• [What the exercise asks]: Give every entry again, word for word and in full.

• [Exercise material]:

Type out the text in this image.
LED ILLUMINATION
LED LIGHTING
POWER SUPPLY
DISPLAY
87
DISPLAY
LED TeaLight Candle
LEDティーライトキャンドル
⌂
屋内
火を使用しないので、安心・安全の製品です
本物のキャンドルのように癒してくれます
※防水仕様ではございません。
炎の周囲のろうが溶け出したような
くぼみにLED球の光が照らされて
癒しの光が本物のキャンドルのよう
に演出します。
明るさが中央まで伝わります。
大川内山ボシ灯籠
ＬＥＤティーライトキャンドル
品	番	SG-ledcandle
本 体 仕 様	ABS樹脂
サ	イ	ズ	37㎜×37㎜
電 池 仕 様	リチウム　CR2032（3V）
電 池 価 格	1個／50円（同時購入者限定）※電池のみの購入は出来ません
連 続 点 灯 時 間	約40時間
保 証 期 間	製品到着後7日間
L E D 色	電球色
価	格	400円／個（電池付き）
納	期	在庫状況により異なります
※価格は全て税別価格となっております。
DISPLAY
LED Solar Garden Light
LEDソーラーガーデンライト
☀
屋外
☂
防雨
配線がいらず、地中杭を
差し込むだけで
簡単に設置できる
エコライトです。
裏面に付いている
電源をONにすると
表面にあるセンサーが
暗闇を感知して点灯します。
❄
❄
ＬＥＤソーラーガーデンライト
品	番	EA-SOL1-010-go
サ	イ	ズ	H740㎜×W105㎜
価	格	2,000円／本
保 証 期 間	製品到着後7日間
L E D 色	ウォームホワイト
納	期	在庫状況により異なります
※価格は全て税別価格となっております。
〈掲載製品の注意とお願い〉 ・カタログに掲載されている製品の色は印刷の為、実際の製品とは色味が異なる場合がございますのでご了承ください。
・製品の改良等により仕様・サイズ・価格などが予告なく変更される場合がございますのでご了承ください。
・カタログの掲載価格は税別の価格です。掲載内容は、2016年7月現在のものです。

• [Expected answer]:
Type out the text in this image.
LED ILLUMINATION
LED LIGHTING
POWER SUPPLY
DISPLAY
87
DISPLAY
LED TeaLight Candle
LEDティーライトキャンドル
⌂
屋内
火を使用しないので、安心・安全の製品です
本物のキャンドルのように癒してくれます
※防水仕様ではございません。
炎の周囲のろうが溶け出したような
くぼみにLED球の光が照らされて
癒しの光が本物のキャンドルのよう
に演出します。
明るさが中央まで伝わります。
大川内山ボシ灯籠
ＬＥＤティーライトキャンドル
品	番	SG-ledcandle
本 体 仕 様	ABS樹脂
サ	イ	ズ	37㎜×37㎜
電 池 仕 様	リチウム　CR2032（3V）
電 池 価 格	1個／50円（同時購入者限定）※電池のみの購入は出来ません
連 続 点 灯 時 間	約40時間
保 証 期 間	製品到着後7日間
L E D 色	電球色
価	格	400円／個（電池付き）
納	期	在庫状況により異なります
※価格は全て税別価格となっております。
DISPLAY
LED Solar Garden Light
LEDソーラーガーデンライト
☀
屋外
☂
防雨
配線がいらず、地中杭を
差し込むだけで
簡単に設置できる
エコライトです。
裏面に付いている
電源をONにすると
表面にあるセンサーが
暗闇を感知して点灯します。
❄
❄
ＬＥＤソーラーガーデンライト
品	番	EA-SOL1-010-go
サ	イ	ズ	H740㎜×W105㎜
価	格	2,000円／本
保 証 期 間	製品到着後7日間
L E D 色	ウォームホワイト
納	期	在庫状況により異なります
※価格は全て税別価格となっております。
〈掲載製品の注意とお願い〉 ・カタログに掲載されている製品の色は印刷の為、実際の製品とは色味が異なる場合がございますのでご了承ください。
・製品の改良等により仕様・サイズ・価格などが予告なく変更される場合がございますのでご了承ください。
・カタログの掲載価格は税別の価格です。掲載内容は、2016年7月現在のものです。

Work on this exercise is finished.